[Dataset items]
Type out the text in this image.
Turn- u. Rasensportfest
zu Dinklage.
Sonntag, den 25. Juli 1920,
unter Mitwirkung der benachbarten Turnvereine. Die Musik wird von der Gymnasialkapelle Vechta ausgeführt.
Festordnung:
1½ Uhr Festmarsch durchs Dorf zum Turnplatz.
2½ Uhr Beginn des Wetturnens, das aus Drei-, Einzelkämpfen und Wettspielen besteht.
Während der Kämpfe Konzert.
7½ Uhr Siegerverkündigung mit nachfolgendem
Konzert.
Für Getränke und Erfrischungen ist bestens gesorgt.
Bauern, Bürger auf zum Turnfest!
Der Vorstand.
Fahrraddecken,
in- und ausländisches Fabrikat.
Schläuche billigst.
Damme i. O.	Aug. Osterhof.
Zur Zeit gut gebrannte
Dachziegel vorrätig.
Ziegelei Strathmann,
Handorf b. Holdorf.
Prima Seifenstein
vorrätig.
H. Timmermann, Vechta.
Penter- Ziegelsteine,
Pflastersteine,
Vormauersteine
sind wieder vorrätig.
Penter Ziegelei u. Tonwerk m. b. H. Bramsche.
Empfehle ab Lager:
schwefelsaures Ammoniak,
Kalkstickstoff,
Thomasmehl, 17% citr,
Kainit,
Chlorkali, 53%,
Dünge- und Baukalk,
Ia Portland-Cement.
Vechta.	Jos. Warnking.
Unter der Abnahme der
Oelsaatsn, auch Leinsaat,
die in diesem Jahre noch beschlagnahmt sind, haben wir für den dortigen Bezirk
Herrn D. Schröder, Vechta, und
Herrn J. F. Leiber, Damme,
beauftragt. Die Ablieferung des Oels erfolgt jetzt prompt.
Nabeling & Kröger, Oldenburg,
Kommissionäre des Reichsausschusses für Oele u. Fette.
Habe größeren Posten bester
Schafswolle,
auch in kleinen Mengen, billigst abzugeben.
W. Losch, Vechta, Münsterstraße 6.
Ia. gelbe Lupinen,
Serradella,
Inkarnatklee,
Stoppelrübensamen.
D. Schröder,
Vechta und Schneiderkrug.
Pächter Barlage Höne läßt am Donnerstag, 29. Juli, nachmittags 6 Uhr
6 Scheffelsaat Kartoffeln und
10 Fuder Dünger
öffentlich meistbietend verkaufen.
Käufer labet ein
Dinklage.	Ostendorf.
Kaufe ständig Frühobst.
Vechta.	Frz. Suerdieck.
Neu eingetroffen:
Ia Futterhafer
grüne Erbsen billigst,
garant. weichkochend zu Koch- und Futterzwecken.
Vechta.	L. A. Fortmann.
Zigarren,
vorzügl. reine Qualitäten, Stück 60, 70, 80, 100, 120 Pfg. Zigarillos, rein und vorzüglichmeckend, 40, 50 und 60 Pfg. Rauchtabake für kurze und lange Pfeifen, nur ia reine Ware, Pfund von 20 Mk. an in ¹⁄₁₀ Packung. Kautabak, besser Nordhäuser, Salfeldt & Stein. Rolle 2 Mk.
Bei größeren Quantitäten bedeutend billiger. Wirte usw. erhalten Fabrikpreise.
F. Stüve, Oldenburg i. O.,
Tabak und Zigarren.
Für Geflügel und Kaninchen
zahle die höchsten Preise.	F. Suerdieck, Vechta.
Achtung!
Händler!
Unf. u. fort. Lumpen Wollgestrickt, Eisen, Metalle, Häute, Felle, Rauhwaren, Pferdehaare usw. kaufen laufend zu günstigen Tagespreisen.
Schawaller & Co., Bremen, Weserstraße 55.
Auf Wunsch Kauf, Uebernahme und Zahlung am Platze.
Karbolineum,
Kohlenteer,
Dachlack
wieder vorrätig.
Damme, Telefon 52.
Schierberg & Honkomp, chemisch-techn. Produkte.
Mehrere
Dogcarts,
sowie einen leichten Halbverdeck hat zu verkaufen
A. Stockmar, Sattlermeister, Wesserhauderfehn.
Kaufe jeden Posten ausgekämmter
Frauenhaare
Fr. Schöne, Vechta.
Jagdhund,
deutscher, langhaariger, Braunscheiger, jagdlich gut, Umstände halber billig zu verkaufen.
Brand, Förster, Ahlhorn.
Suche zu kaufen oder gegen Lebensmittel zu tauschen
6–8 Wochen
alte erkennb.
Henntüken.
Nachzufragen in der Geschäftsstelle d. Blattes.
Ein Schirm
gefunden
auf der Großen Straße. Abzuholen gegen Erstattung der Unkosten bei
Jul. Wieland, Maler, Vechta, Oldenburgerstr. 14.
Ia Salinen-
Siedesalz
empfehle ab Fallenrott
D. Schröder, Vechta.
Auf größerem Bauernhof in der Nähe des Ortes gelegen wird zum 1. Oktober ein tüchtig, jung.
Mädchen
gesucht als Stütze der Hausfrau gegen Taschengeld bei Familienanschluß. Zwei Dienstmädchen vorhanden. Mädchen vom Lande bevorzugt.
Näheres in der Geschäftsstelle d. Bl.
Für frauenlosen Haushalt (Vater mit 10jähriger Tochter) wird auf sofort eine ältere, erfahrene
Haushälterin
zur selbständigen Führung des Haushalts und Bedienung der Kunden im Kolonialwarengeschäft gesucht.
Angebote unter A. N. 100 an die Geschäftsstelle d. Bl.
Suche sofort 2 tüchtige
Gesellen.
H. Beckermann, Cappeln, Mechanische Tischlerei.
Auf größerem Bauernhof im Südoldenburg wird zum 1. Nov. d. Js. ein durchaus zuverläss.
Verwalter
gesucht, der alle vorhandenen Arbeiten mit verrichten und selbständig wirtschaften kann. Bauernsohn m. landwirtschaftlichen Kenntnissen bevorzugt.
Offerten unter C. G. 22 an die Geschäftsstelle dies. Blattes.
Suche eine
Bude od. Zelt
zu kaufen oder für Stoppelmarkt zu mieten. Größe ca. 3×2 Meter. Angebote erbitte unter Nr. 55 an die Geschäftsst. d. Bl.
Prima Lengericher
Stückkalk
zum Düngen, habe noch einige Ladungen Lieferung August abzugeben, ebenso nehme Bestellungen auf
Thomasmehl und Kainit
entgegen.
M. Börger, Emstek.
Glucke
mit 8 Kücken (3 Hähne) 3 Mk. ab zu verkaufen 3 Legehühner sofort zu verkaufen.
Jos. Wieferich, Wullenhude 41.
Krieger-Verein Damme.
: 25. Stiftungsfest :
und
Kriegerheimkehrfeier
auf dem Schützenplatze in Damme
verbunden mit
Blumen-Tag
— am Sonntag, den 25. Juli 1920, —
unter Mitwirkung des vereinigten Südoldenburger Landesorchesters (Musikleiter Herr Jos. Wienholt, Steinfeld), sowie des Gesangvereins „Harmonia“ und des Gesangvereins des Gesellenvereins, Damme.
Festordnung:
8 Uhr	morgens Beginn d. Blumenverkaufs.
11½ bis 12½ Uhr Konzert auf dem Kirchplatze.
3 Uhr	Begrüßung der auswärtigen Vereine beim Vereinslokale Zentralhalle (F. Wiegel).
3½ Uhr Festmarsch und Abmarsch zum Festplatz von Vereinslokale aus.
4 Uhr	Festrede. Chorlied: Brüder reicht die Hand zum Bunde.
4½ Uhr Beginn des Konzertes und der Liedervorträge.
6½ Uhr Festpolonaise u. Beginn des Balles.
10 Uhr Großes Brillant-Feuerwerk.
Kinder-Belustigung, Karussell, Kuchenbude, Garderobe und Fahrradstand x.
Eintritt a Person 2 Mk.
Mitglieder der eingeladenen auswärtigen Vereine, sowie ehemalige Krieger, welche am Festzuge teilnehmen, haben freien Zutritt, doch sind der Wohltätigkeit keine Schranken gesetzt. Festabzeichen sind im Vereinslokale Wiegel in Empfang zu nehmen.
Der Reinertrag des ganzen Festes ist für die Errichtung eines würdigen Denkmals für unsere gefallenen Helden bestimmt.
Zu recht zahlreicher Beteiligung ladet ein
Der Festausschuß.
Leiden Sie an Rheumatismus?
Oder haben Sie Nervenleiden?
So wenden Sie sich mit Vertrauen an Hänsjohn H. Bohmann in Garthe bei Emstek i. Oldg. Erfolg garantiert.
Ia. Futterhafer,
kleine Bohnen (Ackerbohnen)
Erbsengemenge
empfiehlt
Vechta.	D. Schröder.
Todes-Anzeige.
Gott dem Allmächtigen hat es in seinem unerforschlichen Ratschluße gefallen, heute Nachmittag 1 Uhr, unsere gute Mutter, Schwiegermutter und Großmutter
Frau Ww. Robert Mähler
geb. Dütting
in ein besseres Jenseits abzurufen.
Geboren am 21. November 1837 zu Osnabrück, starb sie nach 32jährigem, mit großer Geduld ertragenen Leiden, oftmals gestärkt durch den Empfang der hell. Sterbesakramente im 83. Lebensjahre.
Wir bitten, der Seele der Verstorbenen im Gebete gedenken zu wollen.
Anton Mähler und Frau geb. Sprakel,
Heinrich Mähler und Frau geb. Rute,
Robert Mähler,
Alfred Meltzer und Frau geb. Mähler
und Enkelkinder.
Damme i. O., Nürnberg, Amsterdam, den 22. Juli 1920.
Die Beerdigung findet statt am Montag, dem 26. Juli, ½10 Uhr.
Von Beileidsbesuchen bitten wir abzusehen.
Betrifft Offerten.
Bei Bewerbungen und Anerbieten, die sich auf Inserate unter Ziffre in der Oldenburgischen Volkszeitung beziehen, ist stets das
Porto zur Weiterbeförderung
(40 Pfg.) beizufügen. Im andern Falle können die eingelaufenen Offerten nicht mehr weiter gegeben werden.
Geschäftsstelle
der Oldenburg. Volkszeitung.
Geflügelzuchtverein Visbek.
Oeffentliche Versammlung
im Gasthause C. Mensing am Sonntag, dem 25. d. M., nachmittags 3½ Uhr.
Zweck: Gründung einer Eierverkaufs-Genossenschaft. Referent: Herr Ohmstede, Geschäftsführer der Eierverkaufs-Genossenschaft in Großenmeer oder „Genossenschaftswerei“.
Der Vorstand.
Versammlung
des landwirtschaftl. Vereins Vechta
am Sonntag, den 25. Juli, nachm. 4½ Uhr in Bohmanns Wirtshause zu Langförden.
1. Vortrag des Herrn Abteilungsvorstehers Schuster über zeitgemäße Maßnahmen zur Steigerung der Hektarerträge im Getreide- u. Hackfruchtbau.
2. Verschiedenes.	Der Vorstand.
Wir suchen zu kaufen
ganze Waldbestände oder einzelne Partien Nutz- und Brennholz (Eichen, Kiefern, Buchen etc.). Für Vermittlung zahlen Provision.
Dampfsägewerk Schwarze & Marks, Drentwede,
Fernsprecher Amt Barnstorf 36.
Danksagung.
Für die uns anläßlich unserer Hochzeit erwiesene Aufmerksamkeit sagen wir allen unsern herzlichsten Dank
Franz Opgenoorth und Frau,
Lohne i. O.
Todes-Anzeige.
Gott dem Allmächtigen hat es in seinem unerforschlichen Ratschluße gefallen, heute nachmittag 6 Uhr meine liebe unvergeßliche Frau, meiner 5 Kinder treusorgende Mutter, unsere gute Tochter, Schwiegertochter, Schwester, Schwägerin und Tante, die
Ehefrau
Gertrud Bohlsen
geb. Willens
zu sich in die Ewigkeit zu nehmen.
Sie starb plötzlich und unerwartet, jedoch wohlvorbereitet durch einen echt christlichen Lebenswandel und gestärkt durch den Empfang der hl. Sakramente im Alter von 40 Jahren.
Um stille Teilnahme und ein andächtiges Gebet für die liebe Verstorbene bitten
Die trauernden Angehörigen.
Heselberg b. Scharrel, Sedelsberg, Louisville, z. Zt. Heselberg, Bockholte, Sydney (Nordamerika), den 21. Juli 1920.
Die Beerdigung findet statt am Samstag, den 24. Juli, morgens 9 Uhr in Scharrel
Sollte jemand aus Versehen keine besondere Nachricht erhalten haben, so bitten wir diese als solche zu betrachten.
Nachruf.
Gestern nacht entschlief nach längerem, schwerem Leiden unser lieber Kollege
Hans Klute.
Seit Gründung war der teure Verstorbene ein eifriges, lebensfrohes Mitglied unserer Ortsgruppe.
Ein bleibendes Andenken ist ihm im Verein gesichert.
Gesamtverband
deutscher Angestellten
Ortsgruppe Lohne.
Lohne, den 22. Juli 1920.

- [What you are asked to do]: Gather up the lines containing the word "Damme" from these records and copy them.

- [Solution to this task]:
Damme i. O.	Aug. Osterhof.
Herrn J. F. Leiber, Damme,
Damme, Telefon 52.
Krieger-Verein Damme.
auf dem Schützenplatze in Damme
unter Mitwirkung des vereinigten Südoldenburger Landesorchesters (Musikleiter Herr Jos. Wienholt, Steinfeld), sowie des Gesangvereins „Harmonia“ und des Gesangvereins des Gesellenvereins, Damme.
Damme i. O., Nürnberg, Amsterdam, den 22. Juli 1920.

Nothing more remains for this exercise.